Exercise task
Find the word "sind" in the records below. List each line containing it.
-- Start of Records provided --
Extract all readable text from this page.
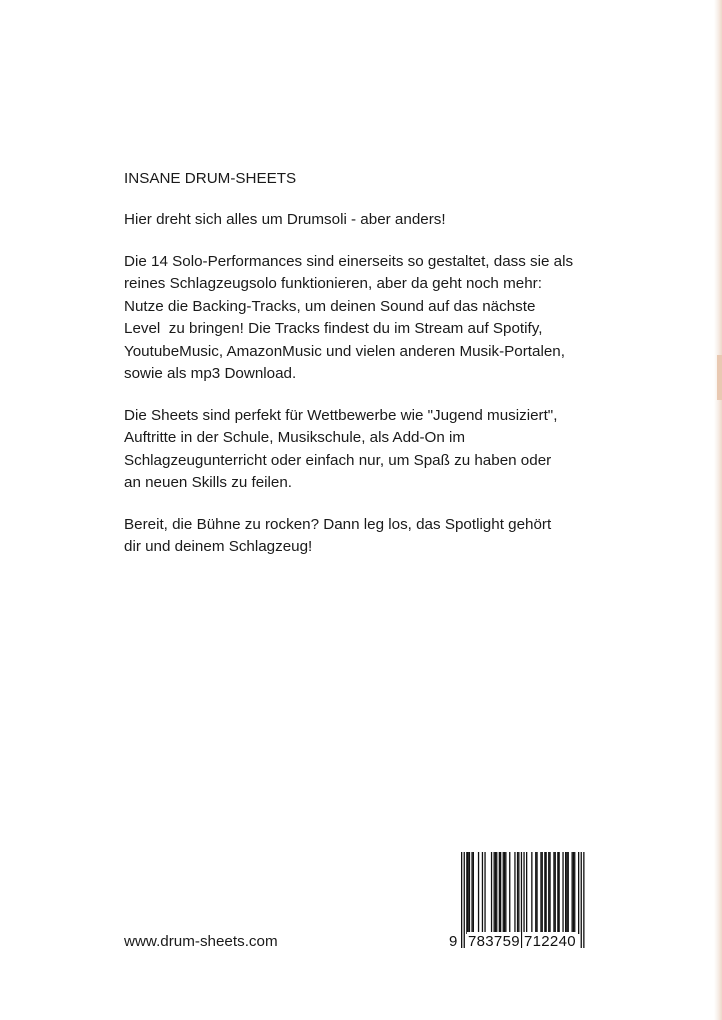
INSANE DRUM-SHEETS

Hier dreht sich alles um Drumsoli - aber anders!

Die 14 Solo-Performances sind einerseits so gestaltet, dass sie als
reines Schlagzeugsolo funktionieren, aber da geht noch mehr:
Nutze die Backing-Tracks, um deinen Sound auf das nächste
Level  zu bringen! Die Tracks findest du im Stream auf Spotify,
YoutubeMusic, AmazonMusic und vielen anderen Musik-Portalen,
sowie als mp3 Download.

Die Sheets sind perfekt für Wettbewerbe wie "Jugend musiziert",
Auftritte in der Schule, Musikschule, als Add-On im
Schlagzeugunterricht oder einfach nur, um Spaß zu haben oder
an neuen Skills zu feilen.

Bereit, die Bühne zu rocken? Dann leg los, das Spotlight gehört
dir und deinem Schlagzeug!

www.drum-sheets.com	9 783759 712240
-- End of Records provided --
Task result
Die 14 Solo-Performances sind einerseits so gestaltet, dass sie als
Die Sheets sind perfekt für Wettbewerbe wie "Jugend musiziert",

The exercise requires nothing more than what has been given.